* [FRAGMENTO DE PÁGINA]
________________________________________
El neogolpismo del siglo XXI, diferente, por tanto, a los golpes de Estado del siglo XX, tiene otras características. De los 7 estudiados, 4 han sido de tipo militar/policial (2 fracasados, en Venezuela/2002 y Ecuador/2010; pero 2 exitosos, en Haití/2004 y Honduras/2009); 2 son golpes parlamentarios (Paraguay/2012 y Brasil/2016, ambos exitosos) y 1 civil-oficial (Bolivia/2008, fracasado). En 3 casos existe evidencia de intervención de los EEUU (Haití, Bolivia y Honduras). La intervención de los militares o policías se produjo en Venezuela, Haití, Honduras y Ecuador; en Haití, Bolivia y Brasil precedieron movilizaciones de ciudadanos opositores a los gobernantes, que ejercieron presión política; pero también hubo otros casos de movilizaciones posteriores, en respaldo a los presidentes Hugo Chávez y Rafael Correa, que impidieron el éxito de los golpes de Estado contra ellos. Pero en 3 casos hubo clara intervención de los poderes judiciales (Honduras, contra Manuel Zelaya; Paraguay, contra Fernando Lugo; y Brasil, contra Dilma Rousseff), y también de los poderes legislativos. Además, han intervenido instituciones regionales y supranacionales en defensa de la democracia: OEA, MERCOSUR, UNASUR, CELAC e incluso el Grupo de Río. Concluyen los autores: “los nuevos golpes de estado han buscado evadir su expresión militar más cruda para llevarse a cabo. En este sentido la intervención de instituciones judiciales y parlamentarias han representado una alternativa viable para mantener una ¨continuidad democrática¨ a pesar de la ruptura de los pactos constitucionales e institucionales”.
Al análisis que realizan los dos profesores y que resumo sin pormenorizar en su contenido, cabe añadir algunas consideraciones.
________________________________________
* [INFORMACIÓN PROPORCIONADA]
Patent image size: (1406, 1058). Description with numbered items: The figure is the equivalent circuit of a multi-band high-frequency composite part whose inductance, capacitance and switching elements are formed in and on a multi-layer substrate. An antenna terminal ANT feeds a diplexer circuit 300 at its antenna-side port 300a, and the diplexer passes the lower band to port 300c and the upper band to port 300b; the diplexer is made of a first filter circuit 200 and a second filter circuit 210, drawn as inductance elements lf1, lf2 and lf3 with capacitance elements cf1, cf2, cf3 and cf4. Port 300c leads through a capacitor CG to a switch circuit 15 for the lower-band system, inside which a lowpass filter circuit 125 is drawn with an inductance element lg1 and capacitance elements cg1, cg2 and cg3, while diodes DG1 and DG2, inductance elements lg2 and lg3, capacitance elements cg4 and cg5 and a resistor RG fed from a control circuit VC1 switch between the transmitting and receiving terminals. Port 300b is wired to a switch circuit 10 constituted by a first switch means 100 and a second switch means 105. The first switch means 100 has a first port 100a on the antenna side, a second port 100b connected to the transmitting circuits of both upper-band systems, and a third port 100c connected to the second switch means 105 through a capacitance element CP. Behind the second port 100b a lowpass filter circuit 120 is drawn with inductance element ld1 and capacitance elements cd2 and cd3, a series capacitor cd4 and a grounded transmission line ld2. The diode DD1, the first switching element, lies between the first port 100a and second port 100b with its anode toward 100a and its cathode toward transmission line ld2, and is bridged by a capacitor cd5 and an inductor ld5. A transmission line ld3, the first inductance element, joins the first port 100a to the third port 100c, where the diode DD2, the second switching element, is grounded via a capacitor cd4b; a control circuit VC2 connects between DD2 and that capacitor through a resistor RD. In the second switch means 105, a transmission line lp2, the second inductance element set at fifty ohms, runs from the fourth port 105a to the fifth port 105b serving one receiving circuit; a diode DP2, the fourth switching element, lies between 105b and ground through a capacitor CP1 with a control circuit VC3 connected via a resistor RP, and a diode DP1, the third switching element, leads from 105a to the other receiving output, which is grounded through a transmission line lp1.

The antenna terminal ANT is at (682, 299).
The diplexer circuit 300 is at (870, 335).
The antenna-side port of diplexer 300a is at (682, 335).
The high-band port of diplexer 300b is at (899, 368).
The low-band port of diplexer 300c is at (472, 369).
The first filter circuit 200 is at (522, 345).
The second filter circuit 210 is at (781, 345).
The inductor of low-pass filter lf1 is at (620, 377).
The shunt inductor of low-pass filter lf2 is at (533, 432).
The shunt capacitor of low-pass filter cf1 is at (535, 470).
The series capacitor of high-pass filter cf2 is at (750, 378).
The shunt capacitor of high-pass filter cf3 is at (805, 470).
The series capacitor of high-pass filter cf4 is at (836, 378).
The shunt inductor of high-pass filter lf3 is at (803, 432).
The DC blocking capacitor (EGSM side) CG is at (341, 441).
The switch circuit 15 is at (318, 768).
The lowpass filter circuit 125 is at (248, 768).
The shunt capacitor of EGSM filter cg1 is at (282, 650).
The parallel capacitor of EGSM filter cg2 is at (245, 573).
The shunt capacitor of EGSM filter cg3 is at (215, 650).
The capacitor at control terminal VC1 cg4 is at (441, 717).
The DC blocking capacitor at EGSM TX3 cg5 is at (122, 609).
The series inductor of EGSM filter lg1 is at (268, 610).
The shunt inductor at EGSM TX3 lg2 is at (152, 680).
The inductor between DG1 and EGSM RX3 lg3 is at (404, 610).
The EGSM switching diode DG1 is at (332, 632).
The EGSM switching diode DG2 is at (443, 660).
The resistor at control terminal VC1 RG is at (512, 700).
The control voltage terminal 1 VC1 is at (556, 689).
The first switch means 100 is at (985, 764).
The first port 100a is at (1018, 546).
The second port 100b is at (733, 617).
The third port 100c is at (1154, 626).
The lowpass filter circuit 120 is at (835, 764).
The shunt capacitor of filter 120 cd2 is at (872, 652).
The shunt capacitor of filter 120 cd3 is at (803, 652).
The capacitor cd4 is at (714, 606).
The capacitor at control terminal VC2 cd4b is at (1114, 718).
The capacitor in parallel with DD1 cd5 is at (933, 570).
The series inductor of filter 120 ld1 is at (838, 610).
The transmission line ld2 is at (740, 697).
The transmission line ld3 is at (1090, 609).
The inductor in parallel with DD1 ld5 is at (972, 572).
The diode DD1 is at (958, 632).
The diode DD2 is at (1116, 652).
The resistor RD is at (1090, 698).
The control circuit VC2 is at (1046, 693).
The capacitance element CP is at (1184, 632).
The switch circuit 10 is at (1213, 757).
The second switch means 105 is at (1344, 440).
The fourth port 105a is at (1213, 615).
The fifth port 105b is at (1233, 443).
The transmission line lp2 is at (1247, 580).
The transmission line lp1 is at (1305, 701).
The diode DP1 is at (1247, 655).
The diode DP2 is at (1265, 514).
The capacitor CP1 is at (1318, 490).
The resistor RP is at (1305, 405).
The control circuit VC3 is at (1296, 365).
________________________________________
* [TAREA A REALIZAR] Traduce al inglés esta oración del fragmento sobre el neogolpismo: "En 3 casos existe evidencia de intervención de los EEUU (Haití, Bolivia y Honduras)." Los registros no tienen relación con el fragmento.

* [RESULTADO DE LA TAREA] In 3 cases there is evidence of US intervention (Haiti, Bolivia and Honduras).